** start of Given data **

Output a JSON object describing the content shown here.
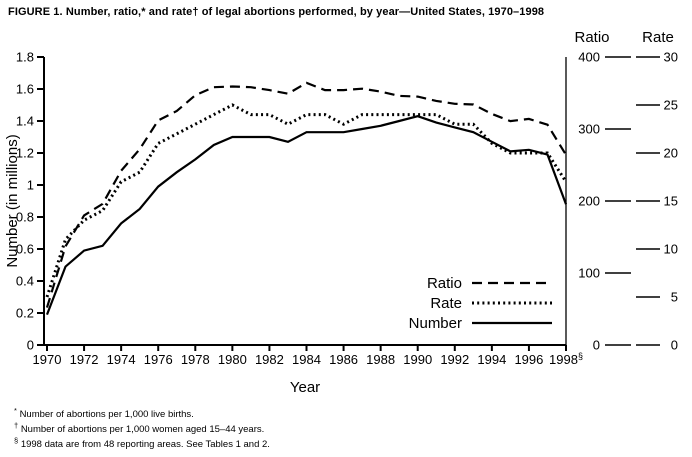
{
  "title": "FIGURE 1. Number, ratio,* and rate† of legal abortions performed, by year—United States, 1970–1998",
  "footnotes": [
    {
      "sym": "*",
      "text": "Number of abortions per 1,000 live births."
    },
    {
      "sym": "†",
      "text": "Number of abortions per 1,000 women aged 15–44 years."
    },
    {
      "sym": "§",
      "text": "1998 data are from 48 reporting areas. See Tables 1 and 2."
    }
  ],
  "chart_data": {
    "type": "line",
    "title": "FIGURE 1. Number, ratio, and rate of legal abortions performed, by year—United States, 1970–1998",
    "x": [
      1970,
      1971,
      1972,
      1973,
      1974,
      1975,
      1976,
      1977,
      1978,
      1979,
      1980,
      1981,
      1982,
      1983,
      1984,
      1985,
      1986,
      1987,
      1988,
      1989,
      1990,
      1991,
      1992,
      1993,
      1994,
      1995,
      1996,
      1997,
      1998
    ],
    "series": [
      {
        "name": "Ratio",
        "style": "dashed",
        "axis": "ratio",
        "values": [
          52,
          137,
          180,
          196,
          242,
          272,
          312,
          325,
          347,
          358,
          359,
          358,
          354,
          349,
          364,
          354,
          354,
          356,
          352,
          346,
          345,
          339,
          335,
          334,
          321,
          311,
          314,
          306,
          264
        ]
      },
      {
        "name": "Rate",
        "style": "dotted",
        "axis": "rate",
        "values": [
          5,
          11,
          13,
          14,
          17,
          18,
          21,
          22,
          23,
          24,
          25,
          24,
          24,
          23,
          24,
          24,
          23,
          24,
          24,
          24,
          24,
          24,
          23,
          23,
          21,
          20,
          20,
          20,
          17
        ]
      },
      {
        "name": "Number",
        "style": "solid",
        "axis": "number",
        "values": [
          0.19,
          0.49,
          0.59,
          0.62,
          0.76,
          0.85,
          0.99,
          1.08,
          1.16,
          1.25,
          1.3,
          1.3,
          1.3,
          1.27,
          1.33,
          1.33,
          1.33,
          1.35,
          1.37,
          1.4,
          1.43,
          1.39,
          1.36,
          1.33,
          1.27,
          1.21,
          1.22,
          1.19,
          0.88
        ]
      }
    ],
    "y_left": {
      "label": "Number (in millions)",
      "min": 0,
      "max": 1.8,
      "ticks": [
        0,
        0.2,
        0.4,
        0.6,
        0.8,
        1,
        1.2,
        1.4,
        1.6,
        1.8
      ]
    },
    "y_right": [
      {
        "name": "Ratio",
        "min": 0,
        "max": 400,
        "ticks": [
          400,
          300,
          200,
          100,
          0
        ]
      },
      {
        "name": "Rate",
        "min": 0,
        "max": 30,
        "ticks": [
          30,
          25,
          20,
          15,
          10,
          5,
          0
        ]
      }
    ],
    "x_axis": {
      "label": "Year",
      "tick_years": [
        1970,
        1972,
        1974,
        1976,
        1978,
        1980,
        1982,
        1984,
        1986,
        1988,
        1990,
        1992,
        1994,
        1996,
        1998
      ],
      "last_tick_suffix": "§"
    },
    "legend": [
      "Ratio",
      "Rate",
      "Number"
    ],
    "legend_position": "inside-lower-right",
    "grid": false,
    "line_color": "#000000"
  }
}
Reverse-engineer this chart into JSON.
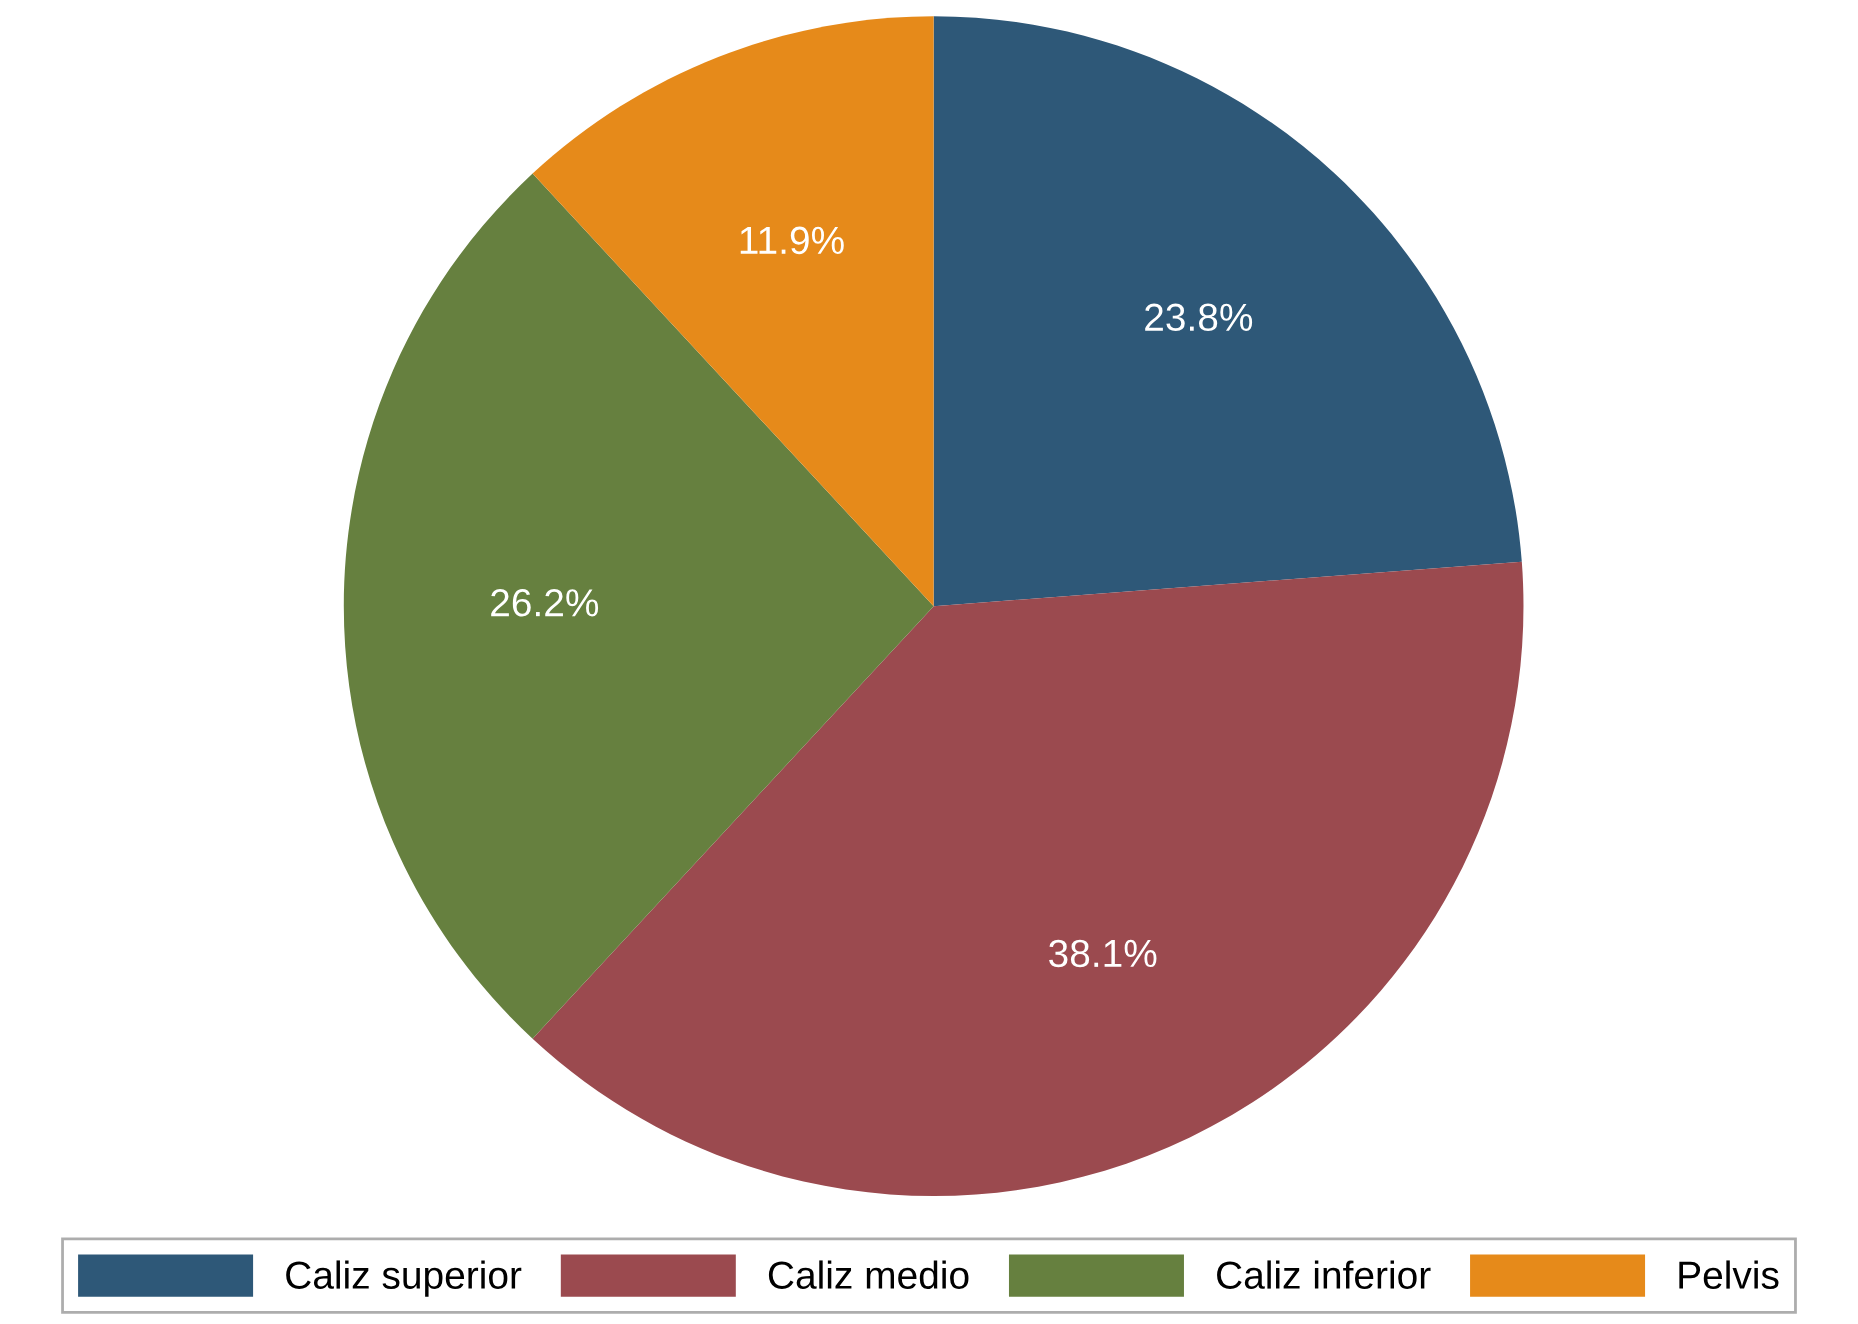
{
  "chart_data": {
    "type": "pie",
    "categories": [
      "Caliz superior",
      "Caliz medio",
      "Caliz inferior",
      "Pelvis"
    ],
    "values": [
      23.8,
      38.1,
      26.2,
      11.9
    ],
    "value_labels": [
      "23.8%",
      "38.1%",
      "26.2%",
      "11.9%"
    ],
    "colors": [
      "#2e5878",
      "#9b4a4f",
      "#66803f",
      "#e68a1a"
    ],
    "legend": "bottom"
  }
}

** end of Given data **

Set problem
Reproduce the lines above, exactly and exclusively, from the line containing "Reverse-engineer this chart into JSON." down to the last line, both included; pictures are not part of the copy.

Complete output
Reverse-engineer this chart into JSON.
{
  "chart_data": {
    "type": "pie",
    "categories": [
      "Caliz superior",
      "Caliz medio",
      "Caliz inferior",
      "Pelvis"
    ],
    "values": [
      23.8,
      38.1,
      26.2,
      11.9
    ],
    "value_labels": [
      "23.8%",
      "38.1%",
      "26.2%",
      "11.9%"
    ],
    "colors": [
      "#2e5878",
      "#9b4a4f",
      "#66803f",
      "#e68a1a"
    ],
    "legend": "bottom"
  }
}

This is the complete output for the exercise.